-- START Stored rows --

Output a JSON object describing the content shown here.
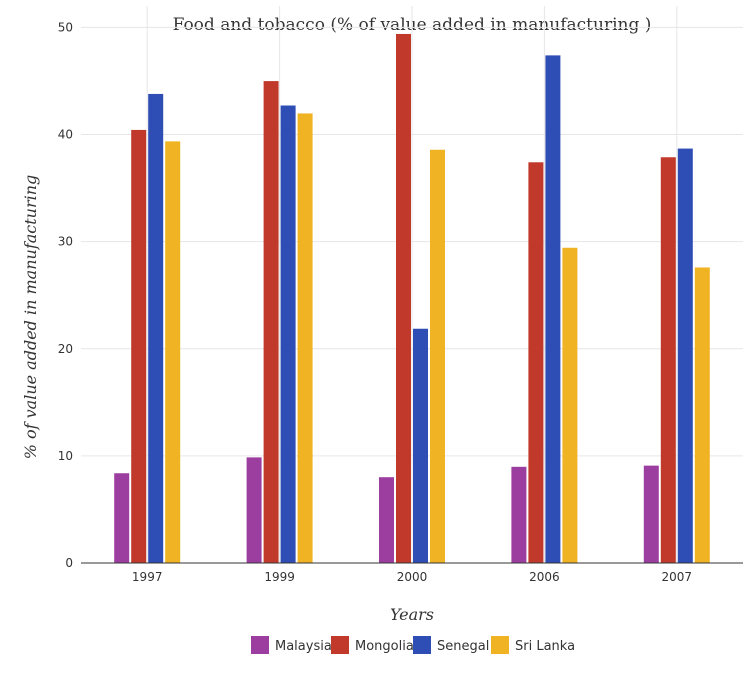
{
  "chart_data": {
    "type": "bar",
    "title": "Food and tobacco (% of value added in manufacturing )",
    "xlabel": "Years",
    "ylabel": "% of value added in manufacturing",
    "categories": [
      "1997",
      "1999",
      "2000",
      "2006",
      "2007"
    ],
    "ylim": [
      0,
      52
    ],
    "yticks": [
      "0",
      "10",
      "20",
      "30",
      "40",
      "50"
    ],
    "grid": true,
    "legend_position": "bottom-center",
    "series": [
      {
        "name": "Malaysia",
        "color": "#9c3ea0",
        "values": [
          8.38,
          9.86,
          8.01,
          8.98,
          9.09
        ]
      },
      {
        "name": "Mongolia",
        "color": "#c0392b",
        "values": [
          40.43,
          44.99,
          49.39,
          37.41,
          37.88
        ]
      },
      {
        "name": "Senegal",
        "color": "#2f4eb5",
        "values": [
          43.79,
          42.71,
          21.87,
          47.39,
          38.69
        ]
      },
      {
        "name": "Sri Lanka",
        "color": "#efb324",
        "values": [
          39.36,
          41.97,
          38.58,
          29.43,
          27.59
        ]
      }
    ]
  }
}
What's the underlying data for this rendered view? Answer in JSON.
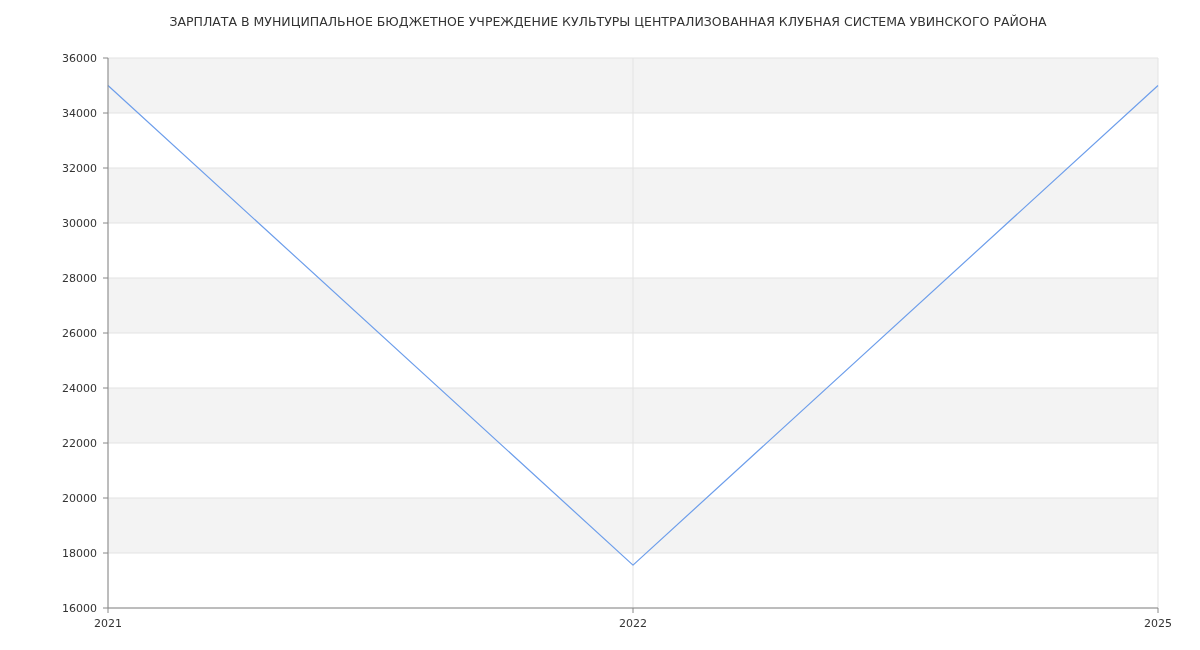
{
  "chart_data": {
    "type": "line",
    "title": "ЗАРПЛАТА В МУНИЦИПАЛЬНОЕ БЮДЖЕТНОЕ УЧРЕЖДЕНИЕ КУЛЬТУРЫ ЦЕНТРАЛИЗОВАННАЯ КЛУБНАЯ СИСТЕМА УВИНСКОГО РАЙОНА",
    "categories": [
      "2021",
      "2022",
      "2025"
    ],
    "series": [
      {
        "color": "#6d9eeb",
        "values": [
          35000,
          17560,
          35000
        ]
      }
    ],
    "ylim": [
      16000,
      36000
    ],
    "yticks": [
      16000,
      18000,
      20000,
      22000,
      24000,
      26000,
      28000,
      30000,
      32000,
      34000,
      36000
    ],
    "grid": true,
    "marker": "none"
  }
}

-- END Stored rows --

Exercise:
Find the lines containing "added" and list every one of them.

Correct output:
    "title": "Food and tobacco (% of value added in manufacturing )",
    "ylabel": "% of value added in manufacturing",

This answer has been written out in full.